**** Raw data ****

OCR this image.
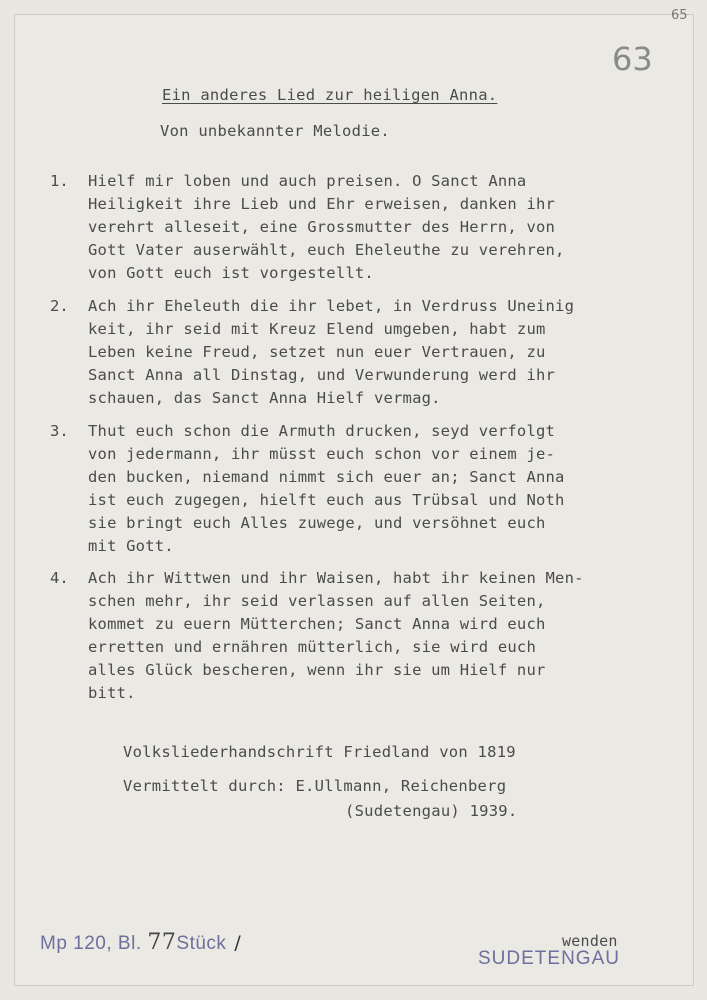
65
63
Ein anderes Lied zur heiligen Anna.
Von unbekannter Melodie.
1. Hielf mir loben und auch preisen. O Sanct Anna
Heiligkeit ihre Lieb und Ehr erweisen, danken ihr
verehrt alleseit, eine Grossmutter des Herrn, von
Gott Vater auserwählt, euch Eheleuthe zu verehren,
von Gott euch ist vorgestellt.
2. Ach ihr Eheleuth die ihr lebet, in Verdruss Uneinig
keit, ihr seid mit Kreuz Elend umgeben, habt zum
Leben keine Freud, setzet nun euer Vertrauen, zu
Sanct Anna all Dinstag, und Verwunderung werd ihr
schauen, das Sanct Anna Hielf vermag.
3. Thut euch schon die Armuth drucken, seyd verfolgt
von jedermann, ihr müsst euch schon vor einem je-
den bucken, niemand nimmt sich euer an; Sanct Anna
ist euch zugegen, hielft euch aus Trübsal und Noth
sie bringt euch Alles zuwege, und versöhnet euch
mit Gott.
4. Ach ihr Wittwen und ihr Waisen, habt ihr keinen Men-
schen mehr, ihr seid verlassen auf allen Seiten,
kommet zu euern Mütterchen; Sanct Anna wird euch
erretten und ernähren mütterlich, sie wird euch
alles Glück bescheren, wenn ihr sie um Hielf nur
bitt.
Volksliederhandschrift Friedland von 1819
Vermittelt durch: E.Ullmann, Reichenberg
(Sudetengau) 1939.
Mp 120, Bl. 77Stück /	wenden
SUDETENGAU
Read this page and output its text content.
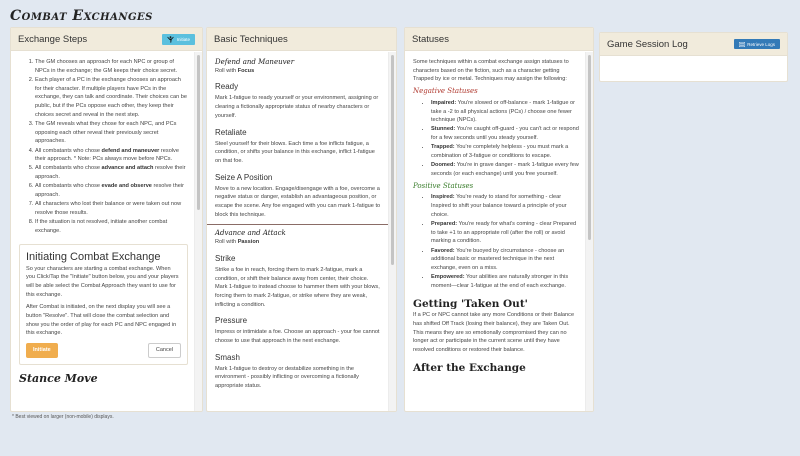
Combat Exchanges
Exchange Steps	Initiate
1. The GM chooses an approach for each NPC or group of NPCs in the exchange; the GM keeps their choice secret.
2. Each player of a PC in the exchange chooses an approach for their character. If multiple players have PCs in the exchange, they can talk and coordinate. Their choices can be public, but if the PCs oppose each other, they keep their choices secret and reveal in the next step.
3. The GM reveals what they chose for each NPC, and PCs opposing each other reveal their previously secret approaches.
4. All combatants who chose defend and maneuver resolve their approach. * Note: PCs always move before NPCs.
5. All combatants who chose advance and attach resolve their approach.
6. All combatants who chose evade and observe resolve their approach.
7. All characters who lost their balance or were taken out now resolve those results.
8. If the situation is not resolved, initiate another combat exchange.
Initiating Combat Exchange

So your characters are starting a combat exchange. When you Click/Tap the "Initiate" button below, you and your players will be able select the Combat Approach they want to use for this exchange.

After Combat is initiated, on the next display you will see a button "Resolve". That will close the combat selection and show you the order of play for each PC and NPC engaged in this exchange.

Initiate	Cancel
Stance Move
Basic Techniques
Defend and Maneuver
Roll with Focus
Ready
Mark 1-fatigue to ready yourself or your environment, assigning or clearing a fictionally appropriate status of nearby characters or yourself.
Retaliate
Steel yourself for their blows. Each time a foe inflicts fatigue, a condition, or shifts your balance in this exchange, inflict 1-fatigue on that foe.
Seize A Position
Move to a new location. Engage/disengage with a foe, overcome a negative status or danger, establish an advantageous position, or escape the scene. Any foe engaged with you can mark 1-fatigue to block this technique.
Advance and Attack
Roll with Passion
Strike
Strike a foe in reach, forcing them to mark 2-fatigue, mark a condition, or shift their balance away from center, their choice. Mark 1-fatigue to instead choose to hammer them with your blows, forcing them to mark 2-fatigue, or strike where they are weak, inflicting a condition.
Pressure
Impress or intimidate a foe. Choose an approach - your foe cannot choose to use that approach in the next exchange.
Smash
Mark 1-fatigue to destroy or destabilize something in the environment - possibly inflicting or overcoming a fictionally appropriate status.
Statuses
Some techniques within a combat exchange assign statuses to characters based on the fiction, such as a character getting Trapped by ice or metal. Techniques may assign the following:
Negative Statuses
• Impaired: You're slowed or off-balance - mark 1-fatigue or take a -2 to all physical actions (PCs) / choose one fewer technique (NPCs).
• Stunned: You're caught off-guard - you can't act or respond for a few seconds until you steady yourself.
• Trapped: You're completely helpless - you must mark a combination of 3-fatigue or conditions to escape.
• Doomed: You're in grave danger - mark 1-fatigue every few seconds (or each exchange) until you free yourself.
Positive Statuses
• Inspired: You're ready to stand for something - clear Inspired to shift your balance toward a principle of your choice.
• Prepared: You're ready for what's coming - clear Prepared to take +1 to an appropriate roll (after the roll) or avoid marking a condition.
• Favored: You're buoyed by circumstance - choose an additional basic or mastered technique in the next exchange, even on a miss.
• Empowered: Your abilities are naturally stronger in this moment—clear 1-fatigue at the end of each exchange.
Getting 'Taken Out'
If a PC or NPC cannot take any more Conditions or their Balance has shifted Off Track (losing their balance), they are Taken Out. This means they are so emotionally compromised they can no longer act or participate in the current scene until they have resolved conditions or restored their balance.
After the Exchange
Game Session Log	Retrieve Logs
* Best viewed on larger (non-mobile) displays.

****

### Task brief
Without the pictures, restate all of the entries above verbatim.

### Exercise answer
OCR this image.
65
63
Ein anderes Lied zur heiligen Anna.
Von unbekannter Melodie.
1. Hielf mir loben und auch preisen. O Sanct Anna
Heiligkeit ihre Lieb und Ehr erweisen, danken ihr
verehrt alleseit, eine Grossmutter des Herrn, von
Gott Vater auserwählt, euch Eheleuthe zu verehren,
von Gott euch ist vorgestellt.
2. Ach ihr Eheleuth die ihr lebet, in Verdruss Uneinig
keit, ihr seid mit Kreuz Elend umgeben, habt zum
Leben keine Freud, setzet nun euer Vertrauen, zu
Sanct Anna all Dinstag, und Verwunderung werd ihr
schauen, das Sanct Anna Hielf vermag.
3. Thut euch schon die Armuth drucken, seyd verfolgt
von jedermann, ihr müsst euch schon vor einem je-
den bucken, niemand nimmt sich euer an; Sanct Anna
ist euch zugegen, hielft euch aus Trübsal und Noth
sie bringt euch Alles zuwege, und versöhnet euch
mit Gott.
4. Ach ihr Wittwen und ihr Waisen, habt ihr keinen Men-
schen mehr, ihr seid verlassen auf allen Seiten,
kommet zu euern Mütterchen; Sanct Anna wird euch
erretten und ernähren mütterlich, sie wird euch
alles Glück bescheren, wenn ihr sie um Hielf nur
bitt.
Volksliederhandschrift Friedland von 1819
Vermittelt durch: E.Ullmann, Reichenberg
(Sudetengau) 1939.
Mp 120, Bl. 77Stück /	wenden
SUDETENGAU
Read this page and output its text content.
Combat Exchanges
Exchange Steps	Initiate
1. The GM chooses an approach for each NPC or group of NPCs in the exchange; the GM keeps their choice secret.
2. Each player of a PC in the exchange chooses an approach for their character. If multiple players have PCs in the exchange, they can talk and coordinate. Their choices can be public, but if the PCs oppose each other, they keep their choices secret and reveal in the next step.
3. The GM reveals what they chose for each NPC, and PCs opposing each other reveal their previously secret approaches.
4. All combatants who chose defend and maneuver resolve their approach. * Note: PCs always move before NPCs.
5. All combatants who chose advance and attach resolve their approach.
6. All combatants who chose evade and observe resolve their approach.
7. All characters who lost their balance or were taken out now resolve those results.
8. If the situation is not resolved, initiate another combat exchange.
Initiating Combat Exchange

So your characters are starting a combat exchange. When you Click/Tap the "Initiate" button below, you and your players will be able select the Combat Approach they want to use for this exchange.

After Combat is initiated, on the next display you will see a button "Resolve". That will close the combat selection and show you the order of play for each PC and NPC engaged in this exchange.

Initiate	Cancel
Stance Move
Basic Techniques
Defend and Maneuver
Roll with Focus
Ready
Mark 1-fatigue to ready yourself or your environment, assigning or clearing a fictionally appropriate status of nearby characters or yourself.
Retaliate
Steel yourself for their blows. Each time a foe inflicts fatigue, a condition, or shifts your balance in this exchange, inflict 1-fatigue on that foe.
Seize A Position
Move to a new location. Engage/disengage with a foe, overcome a negative status or danger, establish an advantageous position, or escape the scene. Any foe engaged with you can mark 1-fatigue to block this technique.
Advance and Attack
Roll with Passion
Strike
Strike a foe in reach, forcing them to mark 2-fatigue, mark a condition, or shift their balance away from center, their choice. Mark 1-fatigue to instead choose to hammer them with your blows, forcing them to mark 2-fatigue, or strike where they are weak, inflicting a condition.
Pressure
Impress or intimidate a foe. Choose an approach - your foe cannot choose to use that approach in the next exchange.
Smash
Mark 1-fatigue to destroy or destabilize something in the environment - possibly inflicting or overcoming a fictionally appropriate status.
Statuses
Some techniques within a combat exchange assign statuses to characters based on the fiction, such as a character getting Trapped by ice or metal. Techniques may assign the following:
Negative Statuses
• Impaired: You're slowed or off-balance - mark 1-fatigue or take a -2 to all physical actions (PCs) / choose one fewer technique (NPCs).
• Stunned: You're caught off-guard - you can't act or respond for a few seconds until you steady yourself.
• Trapped: You're completely helpless - you must mark a combination of 3-fatigue or conditions to escape.
• Doomed: You're in grave danger - mark 1-fatigue every few seconds (or each exchange) until you free yourself.
Positive Statuses
• Inspired: You're ready to stand for something - clear Inspired to shift your balance toward a principle of your choice.
• Prepared: You're ready for what's coming - clear Prepared to take +1 to an appropriate roll (after the roll) or avoid marking a condition.
• Favored: You're buoyed by circumstance - choose an additional basic or mastered technique in the next exchange, even on a miss.
• Empowered: Your abilities are naturally stronger in this moment—clear 1-fatigue at the end of each exchange.
Getting 'Taken Out'
If a PC or NPC cannot take any more Conditions or their Balance has shifted Off Track (losing their balance), they are Taken Out. This means they are so emotionally compromised they can no longer act or participate in the current scene until they have resolved conditions or restored their balance.
After the Exchange
Game Session Log	Retrieve Logs
* Best viewed on larger (non-mobile) displays.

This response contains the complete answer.